Given problem -> Below are records to transcribe exactly, without their pictures.

Supplied material ->
********
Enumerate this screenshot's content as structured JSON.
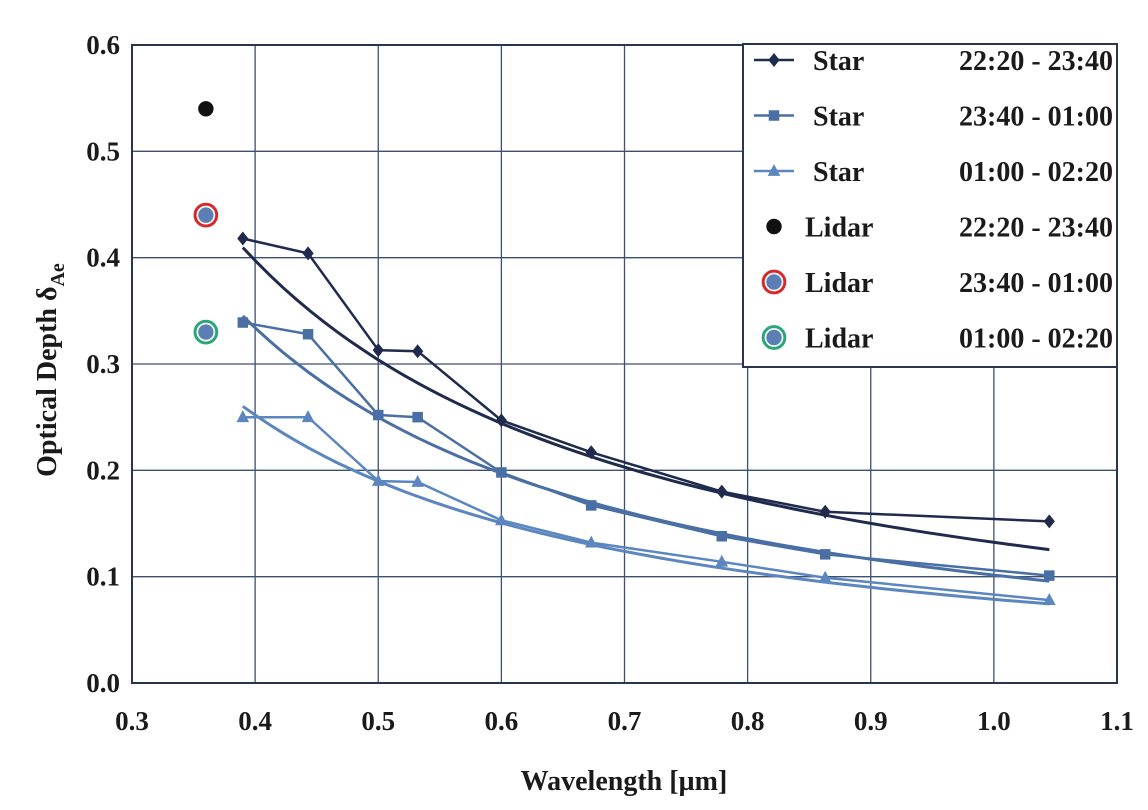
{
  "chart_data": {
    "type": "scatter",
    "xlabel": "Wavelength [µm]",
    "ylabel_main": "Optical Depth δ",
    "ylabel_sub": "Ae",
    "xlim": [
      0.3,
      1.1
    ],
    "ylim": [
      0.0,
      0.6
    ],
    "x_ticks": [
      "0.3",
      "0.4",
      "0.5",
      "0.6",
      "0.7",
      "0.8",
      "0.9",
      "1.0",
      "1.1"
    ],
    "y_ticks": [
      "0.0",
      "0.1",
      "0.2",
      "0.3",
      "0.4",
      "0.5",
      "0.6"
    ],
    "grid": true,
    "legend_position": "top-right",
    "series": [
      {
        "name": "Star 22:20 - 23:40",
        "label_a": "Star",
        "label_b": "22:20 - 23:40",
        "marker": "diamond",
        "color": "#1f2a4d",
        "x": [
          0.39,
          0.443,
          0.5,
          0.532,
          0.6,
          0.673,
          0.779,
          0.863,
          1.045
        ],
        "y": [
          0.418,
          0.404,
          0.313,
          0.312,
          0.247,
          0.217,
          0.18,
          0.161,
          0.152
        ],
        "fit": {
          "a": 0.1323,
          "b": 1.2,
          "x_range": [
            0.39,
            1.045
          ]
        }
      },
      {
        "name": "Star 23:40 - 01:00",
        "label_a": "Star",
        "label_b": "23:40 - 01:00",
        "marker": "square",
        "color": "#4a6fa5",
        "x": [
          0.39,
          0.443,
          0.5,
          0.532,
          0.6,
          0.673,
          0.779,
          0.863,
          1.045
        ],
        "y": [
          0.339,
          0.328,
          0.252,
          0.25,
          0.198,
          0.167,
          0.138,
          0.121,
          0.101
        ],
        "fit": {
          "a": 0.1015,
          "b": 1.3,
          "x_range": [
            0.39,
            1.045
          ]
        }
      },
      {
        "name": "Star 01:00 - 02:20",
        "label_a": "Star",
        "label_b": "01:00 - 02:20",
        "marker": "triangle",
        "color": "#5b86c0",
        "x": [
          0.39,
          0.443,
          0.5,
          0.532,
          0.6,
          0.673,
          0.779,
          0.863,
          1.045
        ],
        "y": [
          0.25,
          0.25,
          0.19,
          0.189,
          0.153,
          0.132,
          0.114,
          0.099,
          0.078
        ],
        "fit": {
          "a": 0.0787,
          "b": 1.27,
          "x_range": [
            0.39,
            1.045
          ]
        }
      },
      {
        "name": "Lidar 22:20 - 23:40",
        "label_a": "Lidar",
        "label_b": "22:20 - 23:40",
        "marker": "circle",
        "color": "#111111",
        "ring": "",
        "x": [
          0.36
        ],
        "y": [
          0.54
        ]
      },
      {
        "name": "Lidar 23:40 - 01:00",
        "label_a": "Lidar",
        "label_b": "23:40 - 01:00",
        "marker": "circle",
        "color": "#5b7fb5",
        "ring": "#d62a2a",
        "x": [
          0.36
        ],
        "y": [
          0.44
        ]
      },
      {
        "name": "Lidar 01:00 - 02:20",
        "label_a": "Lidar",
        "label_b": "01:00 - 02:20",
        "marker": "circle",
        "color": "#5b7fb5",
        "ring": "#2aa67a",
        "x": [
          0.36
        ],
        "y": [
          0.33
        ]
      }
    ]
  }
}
********
Correct answer ->
Enumerate this screenshot's content as structured JSON.
{
  "chart_data": {
    "type": "scatter",
    "xlabel": "Wavelength [µm]",
    "ylabel_main": "Optical Depth δ",
    "ylabel_sub": "Ae",
    "xlim": [
      0.3,
      1.1
    ],
    "ylim": [
      0.0,
      0.6
    ],
    "x_ticks": [
      "0.3",
      "0.4",
      "0.5",
      "0.6",
      "0.7",
      "0.8",
      "0.9",
      "1.0",
      "1.1"
    ],
    "y_ticks": [
      "0.0",
      "0.1",
      "0.2",
      "0.3",
      "0.4",
      "0.5",
      "0.6"
    ],
    "grid": true,
    "legend_position": "top-right",
    "series": [
      {
        "name": "Star 22:20 - 23:40",
        "label_a": "Star",
        "label_b": "22:20 - 23:40",
        "marker": "diamond",
        "color": "#1f2a4d",
        "x": [
          0.39,
          0.443,
          0.5,
          0.532,
          0.6,
          0.673,
          0.779,
          0.863,
          1.045
        ],
        "y": [
          0.418,
          0.404,
          0.313,
          0.312,
          0.247,
          0.217,
          0.18,
          0.161,
          0.152
        ],
        "fit": {
          "a": 0.1323,
          "b": 1.2,
          "x_range": [
            0.39,
            1.045
          ]
        }
      },
      {
        "name": "Star 23:40 - 01:00",
        "label_a": "Star",
        "label_b": "23:40 - 01:00",
        "marker": "square",
        "color": "#4a6fa5",
        "x": [
          0.39,
          0.443,
          0.5,
          0.532,
          0.6,
          0.673,
          0.779,
          0.863,
          1.045
        ],
        "y": [
          0.339,
          0.328,
          0.252,
          0.25,
          0.198,
          0.167,
          0.138,
          0.121,
          0.101
        ],
        "fit": {
          "a": 0.1015,
          "b": 1.3,
          "x_range": [
            0.39,
            1.045
          ]
        }
      },
      {
        "name": "Star 01:00 - 02:20",
        "label_a": "Star",
        "label_b": "01:00 - 02:20",
        "marker": "triangle",
        "color": "#5b86c0",
        "x": [
          0.39,
          0.443,
          0.5,
          0.532,
          0.6,
          0.673,
          0.779,
          0.863,
          1.045
        ],
        "y": [
          0.25,
          0.25,
          0.19,
          0.189,
          0.153,
          0.132,
          0.114,
          0.099,
          0.078
        ],
        "fit": {
          "a": 0.0787,
          "b": 1.27,
          "x_range": [
            0.39,
            1.045
          ]
        }
      },
      {
        "name": "Lidar 22:20 - 23:40",
        "label_a": "Lidar",
        "label_b": "22:20 - 23:40",
        "marker": "circle",
        "color": "#111111",
        "ring": "",
        "x": [
          0.36
        ],
        "y": [
          0.54
        ]
      },
      {
        "name": "Lidar 23:40 - 01:00",
        "label_a": "Lidar",
        "label_b": "23:40 - 01:00",
        "marker": "circle",
        "color": "#5b7fb5",
        "ring": "#d62a2a",
        "x": [
          0.36
        ],
        "y": [
          0.44
        ]
      },
      {
        "name": "Lidar 01:00 - 02:20",
        "label_a": "Lidar",
        "label_b": "01:00 - 02:20",
        "marker": "circle",
        "color": "#5b7fb5",
        "ring": "#2aa67a",
        "x": [
          0.36
        ],
        "y": [
          0.33
        ]
      }
    ]
  }
}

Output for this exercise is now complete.